● Required task: Your task is to tally the lines of the listing containing the word "screenshot" and report the figure alone.
......
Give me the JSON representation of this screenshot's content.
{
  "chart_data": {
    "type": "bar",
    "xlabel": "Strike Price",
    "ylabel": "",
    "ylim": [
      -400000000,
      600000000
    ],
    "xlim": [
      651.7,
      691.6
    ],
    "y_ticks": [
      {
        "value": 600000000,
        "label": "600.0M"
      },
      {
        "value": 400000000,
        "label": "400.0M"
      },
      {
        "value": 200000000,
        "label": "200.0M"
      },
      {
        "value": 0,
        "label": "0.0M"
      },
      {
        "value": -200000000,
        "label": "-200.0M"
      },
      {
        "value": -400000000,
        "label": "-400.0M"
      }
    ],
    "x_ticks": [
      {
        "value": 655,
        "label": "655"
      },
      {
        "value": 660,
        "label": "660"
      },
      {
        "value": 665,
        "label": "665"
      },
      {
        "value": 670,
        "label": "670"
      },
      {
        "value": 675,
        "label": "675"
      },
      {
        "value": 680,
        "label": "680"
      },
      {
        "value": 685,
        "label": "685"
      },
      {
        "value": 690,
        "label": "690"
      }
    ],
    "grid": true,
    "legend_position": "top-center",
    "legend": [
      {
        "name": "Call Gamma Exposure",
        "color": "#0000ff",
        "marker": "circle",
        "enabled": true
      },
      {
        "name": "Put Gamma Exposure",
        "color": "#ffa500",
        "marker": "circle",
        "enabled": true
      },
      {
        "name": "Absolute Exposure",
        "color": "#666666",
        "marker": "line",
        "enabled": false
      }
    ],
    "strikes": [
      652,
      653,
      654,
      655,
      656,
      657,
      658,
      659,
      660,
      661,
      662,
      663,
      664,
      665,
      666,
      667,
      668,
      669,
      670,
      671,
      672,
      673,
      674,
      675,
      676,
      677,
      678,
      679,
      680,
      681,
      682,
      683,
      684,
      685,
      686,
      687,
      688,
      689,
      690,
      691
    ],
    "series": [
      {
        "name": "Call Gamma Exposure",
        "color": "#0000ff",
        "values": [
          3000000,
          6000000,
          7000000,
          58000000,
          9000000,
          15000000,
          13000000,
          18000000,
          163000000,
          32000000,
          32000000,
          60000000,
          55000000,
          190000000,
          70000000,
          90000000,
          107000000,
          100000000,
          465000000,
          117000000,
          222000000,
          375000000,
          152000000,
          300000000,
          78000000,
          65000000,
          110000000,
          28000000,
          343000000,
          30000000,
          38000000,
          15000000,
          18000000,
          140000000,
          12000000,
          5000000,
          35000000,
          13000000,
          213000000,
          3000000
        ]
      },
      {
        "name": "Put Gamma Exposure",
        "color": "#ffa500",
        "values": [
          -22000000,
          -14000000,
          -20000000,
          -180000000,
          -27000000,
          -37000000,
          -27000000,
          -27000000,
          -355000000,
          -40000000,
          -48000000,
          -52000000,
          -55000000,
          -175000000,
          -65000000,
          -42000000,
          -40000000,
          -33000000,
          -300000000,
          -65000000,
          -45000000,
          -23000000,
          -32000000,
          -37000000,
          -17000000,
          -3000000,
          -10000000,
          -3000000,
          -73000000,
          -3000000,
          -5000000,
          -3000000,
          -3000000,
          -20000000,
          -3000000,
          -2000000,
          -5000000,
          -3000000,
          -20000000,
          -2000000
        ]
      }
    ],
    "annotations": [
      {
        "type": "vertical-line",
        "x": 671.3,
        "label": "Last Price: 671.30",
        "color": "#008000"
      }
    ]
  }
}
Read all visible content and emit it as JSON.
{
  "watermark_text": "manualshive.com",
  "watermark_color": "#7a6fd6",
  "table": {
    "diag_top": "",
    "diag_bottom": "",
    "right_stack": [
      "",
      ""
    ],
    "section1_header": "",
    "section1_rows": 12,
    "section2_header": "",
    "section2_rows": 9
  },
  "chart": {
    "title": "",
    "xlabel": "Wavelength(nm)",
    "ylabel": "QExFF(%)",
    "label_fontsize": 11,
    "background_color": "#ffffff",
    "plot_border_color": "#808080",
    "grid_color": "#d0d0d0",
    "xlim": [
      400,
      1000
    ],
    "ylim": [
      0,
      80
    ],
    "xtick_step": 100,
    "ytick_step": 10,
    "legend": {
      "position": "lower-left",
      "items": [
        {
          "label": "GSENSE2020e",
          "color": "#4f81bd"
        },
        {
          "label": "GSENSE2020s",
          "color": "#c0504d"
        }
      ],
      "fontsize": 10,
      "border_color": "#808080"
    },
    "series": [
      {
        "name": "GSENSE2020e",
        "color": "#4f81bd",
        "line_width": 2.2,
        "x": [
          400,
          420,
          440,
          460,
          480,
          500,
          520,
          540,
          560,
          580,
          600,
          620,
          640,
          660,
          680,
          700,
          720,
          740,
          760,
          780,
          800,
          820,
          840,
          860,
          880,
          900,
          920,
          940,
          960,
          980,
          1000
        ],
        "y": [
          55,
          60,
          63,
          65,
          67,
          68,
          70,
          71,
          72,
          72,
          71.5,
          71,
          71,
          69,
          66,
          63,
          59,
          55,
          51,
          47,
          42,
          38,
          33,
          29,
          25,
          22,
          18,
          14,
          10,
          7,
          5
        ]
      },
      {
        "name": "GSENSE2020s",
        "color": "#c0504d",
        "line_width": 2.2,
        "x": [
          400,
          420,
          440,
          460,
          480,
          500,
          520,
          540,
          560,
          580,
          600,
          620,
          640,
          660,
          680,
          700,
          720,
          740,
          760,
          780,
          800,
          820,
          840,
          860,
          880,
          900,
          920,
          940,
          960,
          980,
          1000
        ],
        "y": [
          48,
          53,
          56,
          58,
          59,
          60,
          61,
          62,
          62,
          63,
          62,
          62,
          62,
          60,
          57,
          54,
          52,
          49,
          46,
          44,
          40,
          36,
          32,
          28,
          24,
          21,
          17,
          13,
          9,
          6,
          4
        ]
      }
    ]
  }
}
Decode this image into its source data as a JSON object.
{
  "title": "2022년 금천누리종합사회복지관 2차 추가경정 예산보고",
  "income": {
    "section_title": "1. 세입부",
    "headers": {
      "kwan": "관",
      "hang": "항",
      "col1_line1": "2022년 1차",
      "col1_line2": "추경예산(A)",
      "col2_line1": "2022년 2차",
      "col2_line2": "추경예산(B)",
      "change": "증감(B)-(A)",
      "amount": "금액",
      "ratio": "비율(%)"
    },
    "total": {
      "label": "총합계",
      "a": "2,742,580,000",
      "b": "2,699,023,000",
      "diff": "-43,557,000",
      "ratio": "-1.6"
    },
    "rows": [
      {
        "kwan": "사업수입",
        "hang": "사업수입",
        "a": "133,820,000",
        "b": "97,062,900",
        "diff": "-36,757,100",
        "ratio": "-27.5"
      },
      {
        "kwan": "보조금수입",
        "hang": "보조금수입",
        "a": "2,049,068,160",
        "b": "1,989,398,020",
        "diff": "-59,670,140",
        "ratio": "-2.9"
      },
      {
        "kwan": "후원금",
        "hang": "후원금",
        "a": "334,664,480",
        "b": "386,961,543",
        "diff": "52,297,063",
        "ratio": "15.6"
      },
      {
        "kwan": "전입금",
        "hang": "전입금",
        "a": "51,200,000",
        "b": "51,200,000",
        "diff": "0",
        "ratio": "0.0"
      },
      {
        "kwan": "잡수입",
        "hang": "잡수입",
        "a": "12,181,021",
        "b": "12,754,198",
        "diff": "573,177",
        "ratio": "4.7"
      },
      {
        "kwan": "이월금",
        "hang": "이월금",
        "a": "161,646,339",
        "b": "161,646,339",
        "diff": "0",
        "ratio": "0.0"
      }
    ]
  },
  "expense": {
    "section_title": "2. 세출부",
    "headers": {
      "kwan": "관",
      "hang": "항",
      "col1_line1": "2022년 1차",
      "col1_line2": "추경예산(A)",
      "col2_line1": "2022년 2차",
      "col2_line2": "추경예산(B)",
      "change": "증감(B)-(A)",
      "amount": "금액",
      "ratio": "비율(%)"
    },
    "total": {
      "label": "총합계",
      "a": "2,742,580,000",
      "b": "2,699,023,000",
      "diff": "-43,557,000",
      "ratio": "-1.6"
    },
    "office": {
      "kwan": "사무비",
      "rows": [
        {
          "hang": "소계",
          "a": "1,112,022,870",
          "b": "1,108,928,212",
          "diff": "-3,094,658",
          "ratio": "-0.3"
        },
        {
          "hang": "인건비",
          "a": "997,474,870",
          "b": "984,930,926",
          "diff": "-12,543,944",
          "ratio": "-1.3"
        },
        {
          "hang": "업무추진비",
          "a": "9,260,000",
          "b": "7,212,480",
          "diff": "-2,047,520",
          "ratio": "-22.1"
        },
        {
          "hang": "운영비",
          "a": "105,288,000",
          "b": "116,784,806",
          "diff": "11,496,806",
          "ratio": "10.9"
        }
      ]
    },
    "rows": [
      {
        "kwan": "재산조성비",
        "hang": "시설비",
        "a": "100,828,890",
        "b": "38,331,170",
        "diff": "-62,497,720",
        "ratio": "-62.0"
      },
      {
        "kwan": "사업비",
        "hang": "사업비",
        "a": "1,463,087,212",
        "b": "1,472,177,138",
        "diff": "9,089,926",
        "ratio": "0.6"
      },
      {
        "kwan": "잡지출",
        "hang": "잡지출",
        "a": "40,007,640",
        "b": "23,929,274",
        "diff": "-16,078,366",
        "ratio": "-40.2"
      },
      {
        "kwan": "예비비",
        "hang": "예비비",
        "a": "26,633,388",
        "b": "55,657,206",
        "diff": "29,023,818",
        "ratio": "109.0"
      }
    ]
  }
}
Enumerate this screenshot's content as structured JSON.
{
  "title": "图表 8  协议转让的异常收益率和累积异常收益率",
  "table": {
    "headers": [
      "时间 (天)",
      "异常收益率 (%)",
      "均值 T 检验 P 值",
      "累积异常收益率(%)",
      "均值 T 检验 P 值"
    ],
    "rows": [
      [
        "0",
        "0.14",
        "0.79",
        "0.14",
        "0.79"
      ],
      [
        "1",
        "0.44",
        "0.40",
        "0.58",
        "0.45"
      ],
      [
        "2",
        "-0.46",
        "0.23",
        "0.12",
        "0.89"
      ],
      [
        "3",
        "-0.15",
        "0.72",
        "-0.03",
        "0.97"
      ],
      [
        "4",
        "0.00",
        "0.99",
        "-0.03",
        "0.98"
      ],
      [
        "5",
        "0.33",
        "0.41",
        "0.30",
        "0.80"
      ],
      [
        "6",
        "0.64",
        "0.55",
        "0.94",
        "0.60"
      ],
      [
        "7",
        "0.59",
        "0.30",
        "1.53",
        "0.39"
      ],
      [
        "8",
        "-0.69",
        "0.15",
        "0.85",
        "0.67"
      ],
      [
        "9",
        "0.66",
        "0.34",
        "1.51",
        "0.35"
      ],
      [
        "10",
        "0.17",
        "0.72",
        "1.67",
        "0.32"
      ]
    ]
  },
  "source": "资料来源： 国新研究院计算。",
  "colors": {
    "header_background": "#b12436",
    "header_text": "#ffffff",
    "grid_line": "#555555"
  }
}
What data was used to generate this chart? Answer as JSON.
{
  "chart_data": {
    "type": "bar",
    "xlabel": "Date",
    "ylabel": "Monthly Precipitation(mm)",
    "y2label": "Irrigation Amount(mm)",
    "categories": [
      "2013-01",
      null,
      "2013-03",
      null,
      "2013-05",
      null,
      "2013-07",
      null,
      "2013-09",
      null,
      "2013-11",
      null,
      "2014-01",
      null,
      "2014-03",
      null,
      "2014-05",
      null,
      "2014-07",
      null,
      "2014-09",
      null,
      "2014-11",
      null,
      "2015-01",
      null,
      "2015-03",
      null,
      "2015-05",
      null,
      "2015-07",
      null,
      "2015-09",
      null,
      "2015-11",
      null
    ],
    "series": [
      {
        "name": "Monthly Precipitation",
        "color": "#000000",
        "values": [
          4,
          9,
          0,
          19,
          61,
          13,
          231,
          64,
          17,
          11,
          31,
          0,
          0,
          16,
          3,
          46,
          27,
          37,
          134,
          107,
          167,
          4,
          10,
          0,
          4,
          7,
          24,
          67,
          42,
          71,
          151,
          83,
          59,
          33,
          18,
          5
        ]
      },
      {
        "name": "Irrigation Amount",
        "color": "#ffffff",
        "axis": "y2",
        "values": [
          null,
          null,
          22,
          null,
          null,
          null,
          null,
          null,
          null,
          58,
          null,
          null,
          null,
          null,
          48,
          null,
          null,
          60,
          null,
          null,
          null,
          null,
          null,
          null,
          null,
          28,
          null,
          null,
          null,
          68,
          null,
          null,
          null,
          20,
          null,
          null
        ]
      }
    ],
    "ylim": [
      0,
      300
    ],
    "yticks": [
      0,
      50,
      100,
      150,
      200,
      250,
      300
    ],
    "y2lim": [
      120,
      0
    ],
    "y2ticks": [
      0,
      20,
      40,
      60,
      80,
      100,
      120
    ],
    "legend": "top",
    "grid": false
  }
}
......
● Exercise output: 2